Objective:
Nothing before the line containing "What does this" belongs in the answer; quote that line and all lines after it through the end of the material, word for word.

Records to use:
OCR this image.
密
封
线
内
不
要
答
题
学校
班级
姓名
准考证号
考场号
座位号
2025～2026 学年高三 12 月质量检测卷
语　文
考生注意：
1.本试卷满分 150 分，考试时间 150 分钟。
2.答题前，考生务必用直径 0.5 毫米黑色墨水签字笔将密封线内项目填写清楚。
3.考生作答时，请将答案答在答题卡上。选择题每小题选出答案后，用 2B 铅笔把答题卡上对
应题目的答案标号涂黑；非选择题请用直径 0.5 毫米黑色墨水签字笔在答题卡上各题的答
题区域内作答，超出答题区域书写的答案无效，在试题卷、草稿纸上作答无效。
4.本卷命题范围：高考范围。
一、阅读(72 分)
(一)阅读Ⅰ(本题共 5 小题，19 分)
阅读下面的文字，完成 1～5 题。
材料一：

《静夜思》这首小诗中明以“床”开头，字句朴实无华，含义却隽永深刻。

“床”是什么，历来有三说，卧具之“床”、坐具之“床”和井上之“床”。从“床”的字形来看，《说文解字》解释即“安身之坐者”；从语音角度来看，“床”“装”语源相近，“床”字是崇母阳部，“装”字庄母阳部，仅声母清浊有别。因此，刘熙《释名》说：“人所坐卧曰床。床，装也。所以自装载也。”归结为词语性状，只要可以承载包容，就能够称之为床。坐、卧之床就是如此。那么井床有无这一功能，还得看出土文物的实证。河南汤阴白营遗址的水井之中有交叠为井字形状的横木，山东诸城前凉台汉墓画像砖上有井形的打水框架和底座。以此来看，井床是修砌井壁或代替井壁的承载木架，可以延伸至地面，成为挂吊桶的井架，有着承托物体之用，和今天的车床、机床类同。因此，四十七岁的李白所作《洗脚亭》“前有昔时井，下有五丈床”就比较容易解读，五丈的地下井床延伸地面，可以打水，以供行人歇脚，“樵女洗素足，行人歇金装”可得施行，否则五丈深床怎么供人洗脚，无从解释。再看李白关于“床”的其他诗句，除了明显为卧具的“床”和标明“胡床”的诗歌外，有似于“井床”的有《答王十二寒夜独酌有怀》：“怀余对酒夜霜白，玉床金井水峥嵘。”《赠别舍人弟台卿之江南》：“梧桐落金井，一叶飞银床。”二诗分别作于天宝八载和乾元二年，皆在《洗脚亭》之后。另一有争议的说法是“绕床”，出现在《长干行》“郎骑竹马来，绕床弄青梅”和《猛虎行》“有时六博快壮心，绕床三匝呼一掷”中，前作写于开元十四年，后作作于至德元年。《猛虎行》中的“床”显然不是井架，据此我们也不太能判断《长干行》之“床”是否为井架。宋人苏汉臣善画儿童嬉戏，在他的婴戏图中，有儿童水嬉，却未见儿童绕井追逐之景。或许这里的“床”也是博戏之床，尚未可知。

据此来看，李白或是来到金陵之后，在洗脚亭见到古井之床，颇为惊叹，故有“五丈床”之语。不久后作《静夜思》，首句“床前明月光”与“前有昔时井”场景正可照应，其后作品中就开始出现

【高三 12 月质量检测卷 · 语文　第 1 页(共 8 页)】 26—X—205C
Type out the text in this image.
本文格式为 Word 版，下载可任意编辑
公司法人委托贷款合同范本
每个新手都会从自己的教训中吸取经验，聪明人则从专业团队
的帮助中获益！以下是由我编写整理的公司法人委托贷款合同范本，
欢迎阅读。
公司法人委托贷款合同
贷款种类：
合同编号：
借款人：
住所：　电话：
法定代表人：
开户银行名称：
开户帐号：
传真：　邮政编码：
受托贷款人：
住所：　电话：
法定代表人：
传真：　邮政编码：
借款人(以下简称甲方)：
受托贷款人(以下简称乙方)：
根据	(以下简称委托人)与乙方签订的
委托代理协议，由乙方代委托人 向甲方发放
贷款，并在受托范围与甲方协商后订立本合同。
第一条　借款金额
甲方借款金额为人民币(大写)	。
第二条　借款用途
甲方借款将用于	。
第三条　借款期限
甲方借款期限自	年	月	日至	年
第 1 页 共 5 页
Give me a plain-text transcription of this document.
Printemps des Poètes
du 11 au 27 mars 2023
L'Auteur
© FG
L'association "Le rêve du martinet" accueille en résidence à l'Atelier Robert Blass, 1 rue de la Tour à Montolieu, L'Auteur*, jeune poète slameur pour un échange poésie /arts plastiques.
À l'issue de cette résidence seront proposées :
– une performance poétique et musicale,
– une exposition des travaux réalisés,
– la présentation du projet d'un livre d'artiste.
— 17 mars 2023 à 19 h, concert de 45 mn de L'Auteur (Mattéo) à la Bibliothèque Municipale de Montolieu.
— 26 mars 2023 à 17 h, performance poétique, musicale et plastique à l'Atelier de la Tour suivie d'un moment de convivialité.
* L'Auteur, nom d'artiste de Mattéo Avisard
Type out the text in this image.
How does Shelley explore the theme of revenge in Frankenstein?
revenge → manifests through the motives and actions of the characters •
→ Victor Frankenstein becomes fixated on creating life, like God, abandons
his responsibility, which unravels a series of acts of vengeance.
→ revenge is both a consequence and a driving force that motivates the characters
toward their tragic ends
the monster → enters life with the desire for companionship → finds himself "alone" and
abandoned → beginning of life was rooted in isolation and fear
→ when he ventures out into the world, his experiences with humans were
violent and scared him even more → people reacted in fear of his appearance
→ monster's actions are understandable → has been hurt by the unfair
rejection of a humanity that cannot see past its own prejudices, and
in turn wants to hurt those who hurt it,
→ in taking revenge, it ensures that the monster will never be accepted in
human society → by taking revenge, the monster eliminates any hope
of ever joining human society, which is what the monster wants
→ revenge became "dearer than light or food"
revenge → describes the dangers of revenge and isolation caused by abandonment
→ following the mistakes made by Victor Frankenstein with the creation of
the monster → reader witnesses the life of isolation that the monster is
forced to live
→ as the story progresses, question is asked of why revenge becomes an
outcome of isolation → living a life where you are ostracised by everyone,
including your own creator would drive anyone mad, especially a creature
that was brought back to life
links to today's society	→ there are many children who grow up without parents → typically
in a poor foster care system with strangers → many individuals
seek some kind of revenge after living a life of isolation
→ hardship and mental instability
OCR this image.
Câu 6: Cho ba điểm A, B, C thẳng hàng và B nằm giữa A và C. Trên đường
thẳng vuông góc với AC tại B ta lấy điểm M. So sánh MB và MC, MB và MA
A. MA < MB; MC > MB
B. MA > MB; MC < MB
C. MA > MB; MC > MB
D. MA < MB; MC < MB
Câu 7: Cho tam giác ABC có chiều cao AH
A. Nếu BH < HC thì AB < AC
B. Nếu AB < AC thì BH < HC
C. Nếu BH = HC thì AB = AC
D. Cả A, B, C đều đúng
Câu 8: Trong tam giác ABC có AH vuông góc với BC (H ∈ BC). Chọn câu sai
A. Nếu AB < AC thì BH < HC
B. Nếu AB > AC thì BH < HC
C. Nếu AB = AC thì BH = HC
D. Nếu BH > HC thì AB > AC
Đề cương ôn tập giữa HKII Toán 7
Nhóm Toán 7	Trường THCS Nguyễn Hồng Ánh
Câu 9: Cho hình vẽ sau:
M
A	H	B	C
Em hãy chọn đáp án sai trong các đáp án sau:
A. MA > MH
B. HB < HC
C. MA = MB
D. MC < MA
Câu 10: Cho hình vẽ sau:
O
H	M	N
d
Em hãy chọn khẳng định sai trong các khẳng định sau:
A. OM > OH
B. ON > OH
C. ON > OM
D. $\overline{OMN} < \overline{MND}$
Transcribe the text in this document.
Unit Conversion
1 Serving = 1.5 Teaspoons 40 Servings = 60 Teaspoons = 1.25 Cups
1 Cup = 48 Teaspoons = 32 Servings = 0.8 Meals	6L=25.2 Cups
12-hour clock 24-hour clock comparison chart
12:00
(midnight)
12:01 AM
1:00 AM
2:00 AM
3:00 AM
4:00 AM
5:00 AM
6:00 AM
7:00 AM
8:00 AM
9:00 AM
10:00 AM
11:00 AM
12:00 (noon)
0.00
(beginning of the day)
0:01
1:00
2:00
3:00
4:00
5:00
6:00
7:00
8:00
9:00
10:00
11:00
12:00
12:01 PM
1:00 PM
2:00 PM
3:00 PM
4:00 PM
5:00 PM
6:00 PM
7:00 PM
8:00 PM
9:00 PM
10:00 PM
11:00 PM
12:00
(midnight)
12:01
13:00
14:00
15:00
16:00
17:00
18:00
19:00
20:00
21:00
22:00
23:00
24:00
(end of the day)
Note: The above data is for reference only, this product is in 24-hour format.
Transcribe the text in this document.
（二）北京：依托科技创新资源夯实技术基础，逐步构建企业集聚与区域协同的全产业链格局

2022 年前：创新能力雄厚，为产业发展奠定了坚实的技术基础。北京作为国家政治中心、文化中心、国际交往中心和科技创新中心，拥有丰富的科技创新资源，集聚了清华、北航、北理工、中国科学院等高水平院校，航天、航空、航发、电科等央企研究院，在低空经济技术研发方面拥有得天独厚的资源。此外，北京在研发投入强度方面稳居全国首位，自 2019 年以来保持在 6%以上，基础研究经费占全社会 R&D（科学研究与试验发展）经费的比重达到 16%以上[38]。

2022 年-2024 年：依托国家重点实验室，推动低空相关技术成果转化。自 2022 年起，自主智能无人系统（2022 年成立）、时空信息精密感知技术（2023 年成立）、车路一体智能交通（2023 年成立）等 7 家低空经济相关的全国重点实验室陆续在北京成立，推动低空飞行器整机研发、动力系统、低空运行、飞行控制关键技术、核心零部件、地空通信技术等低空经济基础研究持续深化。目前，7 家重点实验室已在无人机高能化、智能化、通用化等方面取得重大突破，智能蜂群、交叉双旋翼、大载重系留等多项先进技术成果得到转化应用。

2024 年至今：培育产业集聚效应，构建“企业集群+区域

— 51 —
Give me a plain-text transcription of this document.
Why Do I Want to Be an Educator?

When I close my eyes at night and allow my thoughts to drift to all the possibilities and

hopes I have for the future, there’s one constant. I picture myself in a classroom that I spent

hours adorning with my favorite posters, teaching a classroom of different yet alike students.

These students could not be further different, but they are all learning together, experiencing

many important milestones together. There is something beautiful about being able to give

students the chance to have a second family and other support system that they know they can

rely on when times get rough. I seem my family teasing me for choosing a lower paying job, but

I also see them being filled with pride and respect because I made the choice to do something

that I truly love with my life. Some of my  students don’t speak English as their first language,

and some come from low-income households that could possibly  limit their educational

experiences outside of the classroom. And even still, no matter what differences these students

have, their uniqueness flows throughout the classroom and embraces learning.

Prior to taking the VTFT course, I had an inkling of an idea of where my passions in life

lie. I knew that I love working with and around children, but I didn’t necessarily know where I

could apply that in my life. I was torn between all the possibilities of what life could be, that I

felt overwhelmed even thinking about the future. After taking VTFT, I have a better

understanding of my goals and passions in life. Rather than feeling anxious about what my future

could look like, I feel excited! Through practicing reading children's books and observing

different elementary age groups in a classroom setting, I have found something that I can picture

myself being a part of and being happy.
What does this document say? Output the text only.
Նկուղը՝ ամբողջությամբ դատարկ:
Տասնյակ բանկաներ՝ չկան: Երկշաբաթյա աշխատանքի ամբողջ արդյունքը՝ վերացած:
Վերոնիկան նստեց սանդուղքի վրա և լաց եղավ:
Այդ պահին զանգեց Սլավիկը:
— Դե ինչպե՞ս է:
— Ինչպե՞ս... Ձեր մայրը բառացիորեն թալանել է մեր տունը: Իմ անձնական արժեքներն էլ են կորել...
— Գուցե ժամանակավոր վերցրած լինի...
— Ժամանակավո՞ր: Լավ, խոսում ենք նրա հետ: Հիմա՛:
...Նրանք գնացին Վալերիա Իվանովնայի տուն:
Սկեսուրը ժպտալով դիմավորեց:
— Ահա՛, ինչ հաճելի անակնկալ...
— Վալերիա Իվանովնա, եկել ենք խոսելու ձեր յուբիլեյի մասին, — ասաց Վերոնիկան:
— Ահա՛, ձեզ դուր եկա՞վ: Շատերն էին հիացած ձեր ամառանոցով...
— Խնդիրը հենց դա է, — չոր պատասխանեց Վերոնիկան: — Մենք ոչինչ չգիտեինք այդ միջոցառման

Result of the task:
What does this document say? Output the text only.
Նկուղը՝ ամբողջությամբ դատարկ:
Տասնյակ բանկաներ՝ չկան: Երկշաբաթյա աշխատանքի ամբողջ արդյունքը՝ վերացած:
Վերոնիկան նստեց սանդուղքի վրա և լաց եղավ:
Այդ պահին զանգեց Սլավիկը:
— Դե ինչպե՞ս է:
— Ինչպե՞ս... Ձեր մայրը բառացիորեն թալանել է մեր տունը: Իմ անձնական արժեքներն էլ են կորել...
— Գուցե ժամանակավոր վերցրած լինի...
— Ժամանակավո՞ր: Լավ, խոսում ենք նրա հետ: Հիմա՛:
...Նրանք գնացին Վալերիա Իվանովնայի տուն:
Սկեսուրը ժպտալով դիմավորեց:
— Ահա՛, ինչ հաճելի անակնկալ...
— Վալերիա Իվանովնա, եկել ենք խոսելու ձեր յուբիլեյի մասին, — ասաց Վերոնիկան:
— Ահա՛, ձեզ դուր եկա՞վ: Շատերն էին հիացած ձեր ամառանոցով...
— Խնդիրը հենց դա է, — չոր պատասխանեց Վերոնիկան: — Մենք ոչինչ չգիտեինք այդ միջոցառման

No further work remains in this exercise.